▸ RECORDED DATA:
——————
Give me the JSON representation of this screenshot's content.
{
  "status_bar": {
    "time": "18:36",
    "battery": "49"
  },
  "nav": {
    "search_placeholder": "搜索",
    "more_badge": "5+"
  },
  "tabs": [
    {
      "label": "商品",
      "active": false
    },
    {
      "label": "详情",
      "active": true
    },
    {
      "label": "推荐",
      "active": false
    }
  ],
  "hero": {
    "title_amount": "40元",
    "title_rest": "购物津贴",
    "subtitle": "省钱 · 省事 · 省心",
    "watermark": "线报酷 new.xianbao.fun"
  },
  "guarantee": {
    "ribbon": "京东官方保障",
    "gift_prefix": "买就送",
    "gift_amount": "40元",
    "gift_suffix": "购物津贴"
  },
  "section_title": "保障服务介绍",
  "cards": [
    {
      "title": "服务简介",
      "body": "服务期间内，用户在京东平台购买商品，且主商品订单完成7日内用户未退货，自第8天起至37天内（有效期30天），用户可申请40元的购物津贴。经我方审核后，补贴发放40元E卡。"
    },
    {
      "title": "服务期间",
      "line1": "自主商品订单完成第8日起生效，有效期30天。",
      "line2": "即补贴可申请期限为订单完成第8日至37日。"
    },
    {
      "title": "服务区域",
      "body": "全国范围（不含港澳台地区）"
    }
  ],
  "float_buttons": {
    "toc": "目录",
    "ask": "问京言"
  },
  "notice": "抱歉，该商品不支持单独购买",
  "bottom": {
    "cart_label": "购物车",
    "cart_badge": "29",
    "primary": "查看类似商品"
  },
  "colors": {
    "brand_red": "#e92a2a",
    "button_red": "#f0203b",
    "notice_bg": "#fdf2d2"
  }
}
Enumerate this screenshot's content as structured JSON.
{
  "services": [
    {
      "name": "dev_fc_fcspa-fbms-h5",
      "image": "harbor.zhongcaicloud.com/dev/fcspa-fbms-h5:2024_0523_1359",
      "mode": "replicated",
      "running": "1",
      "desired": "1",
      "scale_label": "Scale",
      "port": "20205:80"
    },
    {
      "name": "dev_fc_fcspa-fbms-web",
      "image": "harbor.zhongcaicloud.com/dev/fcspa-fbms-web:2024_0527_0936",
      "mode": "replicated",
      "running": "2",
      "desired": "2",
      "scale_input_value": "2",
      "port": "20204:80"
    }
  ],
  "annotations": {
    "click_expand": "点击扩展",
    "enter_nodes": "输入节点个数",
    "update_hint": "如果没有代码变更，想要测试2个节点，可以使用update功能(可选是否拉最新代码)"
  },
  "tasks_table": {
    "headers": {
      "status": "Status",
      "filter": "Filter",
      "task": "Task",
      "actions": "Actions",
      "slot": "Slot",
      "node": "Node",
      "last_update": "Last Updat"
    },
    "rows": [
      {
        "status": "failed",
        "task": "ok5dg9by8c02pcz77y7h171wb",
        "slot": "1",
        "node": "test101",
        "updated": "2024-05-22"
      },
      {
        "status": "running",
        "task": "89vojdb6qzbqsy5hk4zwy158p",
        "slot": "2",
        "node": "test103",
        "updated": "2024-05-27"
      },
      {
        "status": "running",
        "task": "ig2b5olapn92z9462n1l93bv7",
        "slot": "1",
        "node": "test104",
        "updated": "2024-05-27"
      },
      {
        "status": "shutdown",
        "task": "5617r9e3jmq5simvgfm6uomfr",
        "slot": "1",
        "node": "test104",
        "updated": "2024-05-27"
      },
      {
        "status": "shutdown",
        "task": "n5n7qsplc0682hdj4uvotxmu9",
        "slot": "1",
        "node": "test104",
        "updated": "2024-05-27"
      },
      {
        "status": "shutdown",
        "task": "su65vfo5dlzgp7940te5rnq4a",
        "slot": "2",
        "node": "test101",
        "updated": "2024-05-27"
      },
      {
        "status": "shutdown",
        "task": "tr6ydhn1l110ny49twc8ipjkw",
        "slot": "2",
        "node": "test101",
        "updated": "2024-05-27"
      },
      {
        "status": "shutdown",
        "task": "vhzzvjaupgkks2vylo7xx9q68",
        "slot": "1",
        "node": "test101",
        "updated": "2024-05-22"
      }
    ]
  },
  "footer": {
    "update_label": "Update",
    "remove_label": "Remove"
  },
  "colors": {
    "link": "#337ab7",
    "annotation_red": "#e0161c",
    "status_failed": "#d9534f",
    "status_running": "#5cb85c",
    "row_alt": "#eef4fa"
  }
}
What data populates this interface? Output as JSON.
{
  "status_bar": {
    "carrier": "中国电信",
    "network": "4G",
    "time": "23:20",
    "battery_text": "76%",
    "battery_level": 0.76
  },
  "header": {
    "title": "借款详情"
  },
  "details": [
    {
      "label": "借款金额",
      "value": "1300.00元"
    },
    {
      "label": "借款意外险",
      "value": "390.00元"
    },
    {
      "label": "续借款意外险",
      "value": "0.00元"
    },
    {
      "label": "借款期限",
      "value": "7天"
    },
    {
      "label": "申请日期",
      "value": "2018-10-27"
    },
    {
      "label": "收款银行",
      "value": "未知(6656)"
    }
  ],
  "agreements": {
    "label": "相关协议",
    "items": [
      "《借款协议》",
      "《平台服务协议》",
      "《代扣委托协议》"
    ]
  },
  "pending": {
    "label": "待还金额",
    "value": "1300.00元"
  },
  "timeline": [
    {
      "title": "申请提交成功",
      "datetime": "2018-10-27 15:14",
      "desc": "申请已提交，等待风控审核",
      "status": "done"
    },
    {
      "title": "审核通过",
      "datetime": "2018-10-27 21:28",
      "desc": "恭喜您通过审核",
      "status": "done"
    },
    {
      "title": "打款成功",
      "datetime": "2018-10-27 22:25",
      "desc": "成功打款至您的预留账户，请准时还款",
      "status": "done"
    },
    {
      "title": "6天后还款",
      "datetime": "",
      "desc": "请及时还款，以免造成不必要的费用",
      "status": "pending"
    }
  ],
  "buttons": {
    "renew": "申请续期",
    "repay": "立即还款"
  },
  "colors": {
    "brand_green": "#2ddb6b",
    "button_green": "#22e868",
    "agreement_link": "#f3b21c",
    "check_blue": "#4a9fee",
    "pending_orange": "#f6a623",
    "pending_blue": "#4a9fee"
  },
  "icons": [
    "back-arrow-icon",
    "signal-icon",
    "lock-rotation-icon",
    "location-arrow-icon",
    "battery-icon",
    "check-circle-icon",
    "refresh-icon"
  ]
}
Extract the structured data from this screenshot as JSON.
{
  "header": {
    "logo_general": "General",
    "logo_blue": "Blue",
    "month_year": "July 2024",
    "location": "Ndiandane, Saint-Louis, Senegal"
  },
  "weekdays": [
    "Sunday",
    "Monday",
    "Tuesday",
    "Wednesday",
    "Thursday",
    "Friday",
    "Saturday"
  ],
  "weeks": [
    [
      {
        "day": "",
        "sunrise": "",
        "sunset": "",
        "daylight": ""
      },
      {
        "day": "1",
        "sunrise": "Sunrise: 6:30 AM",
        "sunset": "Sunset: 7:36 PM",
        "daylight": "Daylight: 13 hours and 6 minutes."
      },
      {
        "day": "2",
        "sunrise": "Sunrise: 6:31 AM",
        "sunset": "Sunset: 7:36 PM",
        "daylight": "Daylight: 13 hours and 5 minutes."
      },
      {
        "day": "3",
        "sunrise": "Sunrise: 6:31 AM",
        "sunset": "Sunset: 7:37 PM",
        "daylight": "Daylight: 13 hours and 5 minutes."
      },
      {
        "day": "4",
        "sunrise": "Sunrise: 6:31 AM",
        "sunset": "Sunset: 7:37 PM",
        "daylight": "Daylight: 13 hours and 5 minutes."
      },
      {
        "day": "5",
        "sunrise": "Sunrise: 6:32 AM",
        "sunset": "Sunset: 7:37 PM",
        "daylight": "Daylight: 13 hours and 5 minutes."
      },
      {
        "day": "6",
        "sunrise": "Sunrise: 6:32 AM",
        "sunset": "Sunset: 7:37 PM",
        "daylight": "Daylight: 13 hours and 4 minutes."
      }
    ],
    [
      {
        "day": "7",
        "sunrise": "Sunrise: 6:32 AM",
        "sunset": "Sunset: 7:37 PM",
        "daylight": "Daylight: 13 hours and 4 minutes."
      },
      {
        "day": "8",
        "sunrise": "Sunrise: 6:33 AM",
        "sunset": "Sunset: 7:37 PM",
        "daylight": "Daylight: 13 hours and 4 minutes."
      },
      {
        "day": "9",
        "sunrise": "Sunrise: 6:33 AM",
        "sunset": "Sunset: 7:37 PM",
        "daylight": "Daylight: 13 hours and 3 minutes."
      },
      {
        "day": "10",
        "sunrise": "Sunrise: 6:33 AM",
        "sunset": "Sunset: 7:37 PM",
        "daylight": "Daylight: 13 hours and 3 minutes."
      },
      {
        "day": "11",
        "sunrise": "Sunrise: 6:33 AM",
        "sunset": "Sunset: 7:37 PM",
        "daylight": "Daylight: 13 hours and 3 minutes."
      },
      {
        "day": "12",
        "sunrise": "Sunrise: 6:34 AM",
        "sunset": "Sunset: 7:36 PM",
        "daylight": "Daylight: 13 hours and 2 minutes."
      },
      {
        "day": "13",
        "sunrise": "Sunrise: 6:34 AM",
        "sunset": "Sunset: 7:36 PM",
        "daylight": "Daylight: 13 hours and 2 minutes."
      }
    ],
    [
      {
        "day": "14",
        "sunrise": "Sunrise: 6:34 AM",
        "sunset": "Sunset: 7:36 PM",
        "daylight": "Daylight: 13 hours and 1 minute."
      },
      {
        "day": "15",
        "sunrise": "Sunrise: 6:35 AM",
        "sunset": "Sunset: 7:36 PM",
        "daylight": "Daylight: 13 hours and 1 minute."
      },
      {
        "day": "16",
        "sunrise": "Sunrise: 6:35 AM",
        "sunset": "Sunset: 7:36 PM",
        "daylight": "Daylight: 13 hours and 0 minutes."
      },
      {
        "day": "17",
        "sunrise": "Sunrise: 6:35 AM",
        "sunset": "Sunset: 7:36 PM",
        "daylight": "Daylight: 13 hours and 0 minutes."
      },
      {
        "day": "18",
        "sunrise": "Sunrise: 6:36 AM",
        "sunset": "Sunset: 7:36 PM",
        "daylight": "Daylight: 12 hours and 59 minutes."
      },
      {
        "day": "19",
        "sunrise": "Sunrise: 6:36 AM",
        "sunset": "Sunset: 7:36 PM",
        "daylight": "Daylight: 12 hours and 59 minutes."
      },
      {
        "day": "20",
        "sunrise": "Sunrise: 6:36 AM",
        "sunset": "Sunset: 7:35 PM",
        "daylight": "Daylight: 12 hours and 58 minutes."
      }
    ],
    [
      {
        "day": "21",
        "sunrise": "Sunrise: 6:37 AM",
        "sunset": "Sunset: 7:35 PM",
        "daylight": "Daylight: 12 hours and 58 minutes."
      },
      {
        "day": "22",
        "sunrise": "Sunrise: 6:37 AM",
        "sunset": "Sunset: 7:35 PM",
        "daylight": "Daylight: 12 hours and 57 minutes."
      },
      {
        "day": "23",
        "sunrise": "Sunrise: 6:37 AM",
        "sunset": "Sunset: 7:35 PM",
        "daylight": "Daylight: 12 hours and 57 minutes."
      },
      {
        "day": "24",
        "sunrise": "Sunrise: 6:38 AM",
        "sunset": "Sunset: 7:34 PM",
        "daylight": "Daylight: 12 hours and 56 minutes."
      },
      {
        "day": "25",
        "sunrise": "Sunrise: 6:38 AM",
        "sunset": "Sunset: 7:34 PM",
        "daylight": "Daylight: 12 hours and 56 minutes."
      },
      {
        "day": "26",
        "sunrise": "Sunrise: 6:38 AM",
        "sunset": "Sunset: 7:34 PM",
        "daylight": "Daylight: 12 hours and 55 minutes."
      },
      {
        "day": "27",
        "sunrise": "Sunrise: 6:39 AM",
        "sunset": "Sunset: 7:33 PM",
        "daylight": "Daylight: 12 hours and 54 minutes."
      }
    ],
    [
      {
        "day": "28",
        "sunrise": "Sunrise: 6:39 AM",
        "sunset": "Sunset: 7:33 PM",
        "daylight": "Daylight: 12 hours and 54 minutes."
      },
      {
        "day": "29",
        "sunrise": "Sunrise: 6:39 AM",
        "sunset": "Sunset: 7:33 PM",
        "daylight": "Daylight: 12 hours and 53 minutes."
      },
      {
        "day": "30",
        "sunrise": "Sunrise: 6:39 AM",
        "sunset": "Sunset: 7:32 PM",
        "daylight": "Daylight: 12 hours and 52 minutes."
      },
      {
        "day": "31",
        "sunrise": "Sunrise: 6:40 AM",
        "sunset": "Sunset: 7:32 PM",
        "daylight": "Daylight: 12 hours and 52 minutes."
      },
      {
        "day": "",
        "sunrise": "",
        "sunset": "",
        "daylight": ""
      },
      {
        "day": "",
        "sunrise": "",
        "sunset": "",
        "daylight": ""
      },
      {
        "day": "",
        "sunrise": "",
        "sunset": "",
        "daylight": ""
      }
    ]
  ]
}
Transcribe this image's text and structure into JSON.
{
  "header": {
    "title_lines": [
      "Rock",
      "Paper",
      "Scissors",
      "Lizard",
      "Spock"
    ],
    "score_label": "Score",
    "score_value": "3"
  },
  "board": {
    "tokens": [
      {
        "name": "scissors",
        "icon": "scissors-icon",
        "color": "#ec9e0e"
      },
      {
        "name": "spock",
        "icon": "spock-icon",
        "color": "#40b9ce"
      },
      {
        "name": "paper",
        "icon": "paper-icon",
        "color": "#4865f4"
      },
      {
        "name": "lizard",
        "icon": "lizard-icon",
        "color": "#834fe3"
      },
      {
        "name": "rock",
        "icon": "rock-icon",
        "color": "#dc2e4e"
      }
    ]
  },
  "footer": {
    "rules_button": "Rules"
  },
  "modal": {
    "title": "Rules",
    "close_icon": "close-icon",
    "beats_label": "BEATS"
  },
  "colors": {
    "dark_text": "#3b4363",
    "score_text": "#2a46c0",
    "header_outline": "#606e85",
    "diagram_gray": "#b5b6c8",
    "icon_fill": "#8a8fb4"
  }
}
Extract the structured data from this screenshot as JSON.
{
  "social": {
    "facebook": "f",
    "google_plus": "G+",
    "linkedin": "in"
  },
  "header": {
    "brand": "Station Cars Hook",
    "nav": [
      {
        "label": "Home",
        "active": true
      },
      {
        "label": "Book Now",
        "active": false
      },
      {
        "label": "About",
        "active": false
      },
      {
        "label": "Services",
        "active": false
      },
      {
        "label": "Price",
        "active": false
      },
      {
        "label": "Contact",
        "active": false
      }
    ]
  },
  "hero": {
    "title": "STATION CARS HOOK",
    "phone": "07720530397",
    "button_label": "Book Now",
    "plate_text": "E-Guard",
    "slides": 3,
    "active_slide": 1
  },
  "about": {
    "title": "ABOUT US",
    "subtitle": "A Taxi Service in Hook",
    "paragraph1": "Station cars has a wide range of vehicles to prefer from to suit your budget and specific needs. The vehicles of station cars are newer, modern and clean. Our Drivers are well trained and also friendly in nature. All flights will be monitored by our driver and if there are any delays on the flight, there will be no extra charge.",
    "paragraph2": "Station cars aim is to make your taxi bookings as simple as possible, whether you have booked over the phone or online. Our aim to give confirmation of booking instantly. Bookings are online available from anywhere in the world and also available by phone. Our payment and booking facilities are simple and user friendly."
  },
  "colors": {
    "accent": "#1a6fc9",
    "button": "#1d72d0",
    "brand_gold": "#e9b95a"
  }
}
——————
▸ GIVEN PROBLEM:
Return every line above in which the string "image" occurs.

▸ COMPLETE OUTPUT:
      "image": "harbor.zhongcaicloud.com/dev/fcspa-fbms-h5:2024_0523_1359",
      "image": "harbor.zhongcaicloud.com/dev/fcspa-fbms-web:2024_0527_0936",
Transcribe this image's text and structure into JSON.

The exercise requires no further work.